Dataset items
↓
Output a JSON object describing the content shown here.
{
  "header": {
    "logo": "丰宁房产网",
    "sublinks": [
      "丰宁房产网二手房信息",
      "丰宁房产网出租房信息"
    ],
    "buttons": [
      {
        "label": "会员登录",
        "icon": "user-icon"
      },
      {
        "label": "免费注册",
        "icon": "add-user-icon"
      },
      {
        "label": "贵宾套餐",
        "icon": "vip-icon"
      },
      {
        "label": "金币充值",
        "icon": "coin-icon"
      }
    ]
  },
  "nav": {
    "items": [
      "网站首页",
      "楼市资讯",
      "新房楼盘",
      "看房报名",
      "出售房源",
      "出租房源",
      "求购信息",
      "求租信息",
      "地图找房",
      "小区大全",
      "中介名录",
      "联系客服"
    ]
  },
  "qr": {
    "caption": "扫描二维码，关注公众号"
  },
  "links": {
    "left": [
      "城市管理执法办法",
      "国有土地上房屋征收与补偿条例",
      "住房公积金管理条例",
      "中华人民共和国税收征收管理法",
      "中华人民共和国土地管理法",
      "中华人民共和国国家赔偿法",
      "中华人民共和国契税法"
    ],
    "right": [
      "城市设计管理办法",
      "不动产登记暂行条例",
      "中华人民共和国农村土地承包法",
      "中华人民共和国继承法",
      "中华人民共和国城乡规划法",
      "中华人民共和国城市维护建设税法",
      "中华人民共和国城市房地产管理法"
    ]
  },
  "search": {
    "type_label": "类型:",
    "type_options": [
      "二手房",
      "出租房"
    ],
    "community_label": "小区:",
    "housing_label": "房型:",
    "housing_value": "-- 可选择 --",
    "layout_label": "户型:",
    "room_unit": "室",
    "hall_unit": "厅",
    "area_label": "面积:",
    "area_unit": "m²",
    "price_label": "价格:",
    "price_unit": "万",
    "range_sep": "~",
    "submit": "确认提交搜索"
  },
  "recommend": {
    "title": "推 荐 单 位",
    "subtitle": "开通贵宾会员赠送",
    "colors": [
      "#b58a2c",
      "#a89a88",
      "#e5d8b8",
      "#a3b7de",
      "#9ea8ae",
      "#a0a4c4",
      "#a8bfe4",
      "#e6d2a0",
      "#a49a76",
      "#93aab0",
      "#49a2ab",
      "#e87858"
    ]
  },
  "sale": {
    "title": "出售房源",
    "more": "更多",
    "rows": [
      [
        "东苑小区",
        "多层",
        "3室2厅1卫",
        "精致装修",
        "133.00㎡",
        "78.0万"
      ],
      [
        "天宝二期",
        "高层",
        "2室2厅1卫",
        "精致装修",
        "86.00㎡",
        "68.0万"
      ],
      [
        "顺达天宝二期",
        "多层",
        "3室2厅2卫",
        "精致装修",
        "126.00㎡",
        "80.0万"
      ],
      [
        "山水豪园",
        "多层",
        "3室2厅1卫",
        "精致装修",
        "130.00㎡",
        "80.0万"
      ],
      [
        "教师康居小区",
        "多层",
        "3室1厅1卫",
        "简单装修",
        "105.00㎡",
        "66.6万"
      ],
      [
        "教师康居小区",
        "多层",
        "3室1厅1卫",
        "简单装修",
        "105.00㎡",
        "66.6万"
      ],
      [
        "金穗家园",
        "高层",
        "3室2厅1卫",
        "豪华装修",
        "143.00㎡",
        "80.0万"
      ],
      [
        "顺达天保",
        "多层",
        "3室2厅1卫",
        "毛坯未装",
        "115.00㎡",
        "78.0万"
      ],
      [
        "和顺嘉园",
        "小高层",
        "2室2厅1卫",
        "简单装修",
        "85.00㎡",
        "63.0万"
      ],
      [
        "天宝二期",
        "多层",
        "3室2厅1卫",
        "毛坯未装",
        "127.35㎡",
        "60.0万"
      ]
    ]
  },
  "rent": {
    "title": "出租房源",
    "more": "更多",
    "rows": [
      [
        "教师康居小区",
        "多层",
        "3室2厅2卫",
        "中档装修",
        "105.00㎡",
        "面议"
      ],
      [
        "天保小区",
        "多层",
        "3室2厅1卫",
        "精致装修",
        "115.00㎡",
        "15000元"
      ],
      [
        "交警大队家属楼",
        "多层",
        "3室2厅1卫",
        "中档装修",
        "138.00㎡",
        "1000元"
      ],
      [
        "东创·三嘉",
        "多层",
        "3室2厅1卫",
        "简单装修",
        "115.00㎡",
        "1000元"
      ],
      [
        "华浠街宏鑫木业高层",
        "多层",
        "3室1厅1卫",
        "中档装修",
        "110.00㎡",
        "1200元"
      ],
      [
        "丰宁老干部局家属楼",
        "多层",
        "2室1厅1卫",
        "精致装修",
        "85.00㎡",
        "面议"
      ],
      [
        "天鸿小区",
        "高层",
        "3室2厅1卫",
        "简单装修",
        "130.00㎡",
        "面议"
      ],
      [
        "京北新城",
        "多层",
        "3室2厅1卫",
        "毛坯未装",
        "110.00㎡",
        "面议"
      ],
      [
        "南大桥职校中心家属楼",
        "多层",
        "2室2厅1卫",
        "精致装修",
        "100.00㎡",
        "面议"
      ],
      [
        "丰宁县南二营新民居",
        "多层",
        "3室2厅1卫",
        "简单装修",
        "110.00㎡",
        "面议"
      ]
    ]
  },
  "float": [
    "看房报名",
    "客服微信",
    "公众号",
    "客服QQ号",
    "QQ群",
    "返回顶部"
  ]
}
↑
* [Directions]:
Restate all of the entries exactly, please.

* [Result]:
Output a JSON object describing the content shown here.
{
  "header": {
    "logo": "丰宁房产网",
    "sublinks": [
      "丰宁房产网二手房信息",
      "丰宁房产网出租房信息"
    ],
    "buttons": [
      {
        "label": "会员登录",
        "icon": "user-icon"
      },
      {
        "label": "免费注册",
        "icon": "add-user-icon"
      },
      {
        "label": "贵宾套餐",
        "icon": "vip-icon"
      },
      {
        "label": "金币充值",
        "icon": "coin-icon"
      }
    ]
  },
  "nav": {
    "items": [
      "网站首页",
      "楼市资讯",
      "新房楼盘",
      "看房报名",
      "出售房源",
      "出租房源",
      "求购信息",
      "求租信息",
      "地图找房",
      "小区大全",
      "中介名录",
      "联系客服"
    ]
  },
  "qr": {
    "caption": "扫描二维码，关注公众号"
  },
  "links": {
    "left": [
      "城市管理执法办法",
      "国有土地上房屋征收与补偿条例",
      "住房公积金管理条例",
      "中华人民共和国税收征收管理法",
      "中华人民共和国土地管理法",
      "中华人民共和国国家赔偿法",
      "中华人民共和国契税法"
    ],
    "right": [
      "城市设计管理办法",
      "不动产登记暂行条例",
      "中华人民共和国农村土地承包法",
      "中华人民共和国继承法",
      "中华人民共和国城乡规划法",
      "中华人民共和国城市维护建设税法",
      "中华人民共和国城市房地产管理法"
    ]
  },
  "search": {
    "type_label": "类型:",
    "type_options": [
      "二手房",
      "出租房"
    ],
    "community_label": "小区:",
    "housing_label": "房型:",
    "housing_value": "-- 可选择 --",
    "layout_label": "户型:",
    "room_unit": "室",
    "hall_unit": "厅",
    "area_label": "面积:",
    "area_unit": "m²",
    "price_label": "价格:",
    "price_unit": "万",
    "range_sep": "~",
    "submit": "确认提交搜索"
  },
  "recommend": {
    "title": "推 荐 单 位",
    "subtitle": "开通贵宾会员赠送",
    "colors": [
      "#b58a2c",
      "#a89a88",
      "#e5d8b8",
      "#a3b7de",
      "#9ea8ae",
      "#a0a4c4",
      "#a8bfe4",
      "#e6d2a0",
      "#a49a76",
      "#93aab0",
      "#49a2ab",
      "#e87858"
    ]
  },
  "sale": {
    "title": "出售房源",
    "more": "更多",
    "rows": [
      [
        "东苑小区",
        "多层",
        "3室2厅1卫",
        "精致装修",
        "133.00㎡",
        "78.0万"
      ],
      [
        "天宝二期",
        "高层",
        "2室2厅1卫",
        "精致装修",
        "86.00㎡",
        "68.0万"
      ],
      [
        "顺达天宝二期",
        "多层",
        "3室2厅2卫",
        "精致装修",
        "126.00㎡",
        "80.0万"
      ],
      [
        "山水豪园",
        "多层",
        "3室2厅1卫",
        "精致装修",
        "130.00㎡",
        "80.0万"
      ],
      [
        "教师康居小区",
        "多层",
        "3室1厅1卫",
        "简单装修",
        "105.00㎡",
        "66.6万"
      ],
      [
        "教师康居小区",
        "多层",
        "3室1厅1卫",
        "简单装修",
        "105.00㎡",
        "66.6万"
      ],
      [
        "金穗家园",
        "高层",
        "3室2厅1卫",
        "豪华装修",
        "143.00㎡",
        "80.0万"
      ],
      [
        "顺达天保",
        "多层",
        "3室2厅1卫",
        "毛坯未装",
        "115.00㎡",
        "78.0万"
      ],
      [
        "和顺嘉园",
        "小高层",
        "2室2厅1卫",
        "简单装修",
        "85.00㎡",
        "63.0万"
      ],
      [
        "天宝二期",
        "多层",
        "3室2厅1卫",
        "毛坯未装",
        "127.35㎡",
        "60.0万"
      ]
    ]
  },
  "rent": {
    "title": "出租房源",
    "more": "更多",
    "rows": [
      [
        "教师康居小区",
        "多层",
        "3室2厅2卫",
        "中档装修",
        "105.00㎡",
        "面议"
      ],
      [
        "天保小区",
        "多层",
        "3室2厅1卫",
        "精致装修",
        "115.00㎡",
        "15000元"
      ],
      [
        "交警大队家属楼",
        "多层",
        "3室2厅1卫",
        "中档装修",
        "138.00㎡",
        "1000元"
      ],
      [
        "东创·三嘉",
        "多层",
        "3室2厅1卫",
        "简单装修",
        "115.00㎡",
        "1000元"
      ],
      [
        "华浠街宏鑫木业高层",
        "多层",
        "3室1厅1卫",
        "中档装修",
        "110.00㎡",
        "1200元"
      ],
      [
        "丰宁老干部局家属楼",
        "多层",
        "2室1厅1卫",
        "精致装修",
        "85.00㎡",
        "面议"
      ],
      [
        "天鸿小区",
        "高层",
        "3室2厅1卫",
        "简单装修",
        "130.00㎡",
        "面议"
      ],
      [
        "京北新城",
        "多层",
        "3室2厅1卫",
        "毛坯未装",
        "110.00㎡",
        "面议"
      ],
      [
        "南大桥职校中心家属楼",
        "多层",
        "2室2厅1卫",
        "精致装修",
        "100.00㎡",
        "面议"
      ],
      [
        "丰宁县南二营新民居",
        "多层",
        "3室2厅1卫",
        "简单装修",
        "110.00㎡",
        "面议"
      ]
    ]
  },
  "float": [
    "看房报名",
    "客服微信",
    "公众号",
    "客服QQ号",
    "QQ群",
    "返回顶部"
  ]
}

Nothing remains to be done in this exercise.